Exercise details:
Locate the line that contains "Convert this screenshot", then copy it and all later lines of the data below exactly, through the last one.

Dataset items
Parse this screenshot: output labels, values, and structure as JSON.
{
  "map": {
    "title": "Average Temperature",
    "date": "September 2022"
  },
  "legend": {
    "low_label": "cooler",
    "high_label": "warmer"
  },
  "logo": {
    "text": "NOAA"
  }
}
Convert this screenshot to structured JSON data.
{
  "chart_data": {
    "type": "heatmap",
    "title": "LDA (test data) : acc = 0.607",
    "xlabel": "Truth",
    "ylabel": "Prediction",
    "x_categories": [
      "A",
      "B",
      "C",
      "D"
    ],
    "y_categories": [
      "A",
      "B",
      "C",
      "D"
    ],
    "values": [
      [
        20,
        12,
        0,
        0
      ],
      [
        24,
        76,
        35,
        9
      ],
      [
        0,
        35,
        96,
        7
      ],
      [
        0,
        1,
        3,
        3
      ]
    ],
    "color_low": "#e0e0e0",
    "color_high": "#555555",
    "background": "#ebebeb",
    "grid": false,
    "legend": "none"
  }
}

Output for this task:
Convert this screenshot to structured JSON data.
{
  "chart_data": {
    "type": "heatmap",
    "title": "LDA (test data) : acc = 0.607",
    "xlabel": "Truth",
    "ylabel": "Prediction",
    "x_categories": [
      "A",
      "B",
      "C",
      "D"
    ],
    "y_categories": [
      "A",
      "B",
      "C",
      "D"
    ],
    "values": [
      [
        20,
        12,
        0,
        0
      ],
      [
        24,
        76,
        35,
        9
      ],
      [
        0,
        35,
        96,
        7
      ],
      [
        0,
        1,
        3,
        3
      ]
    ],
    "color_low": "#e0e0e0",
    "color_high": "#555555",
    "background": "#ebebeb",
    "grid": false,
    "legend": "none"
  }
}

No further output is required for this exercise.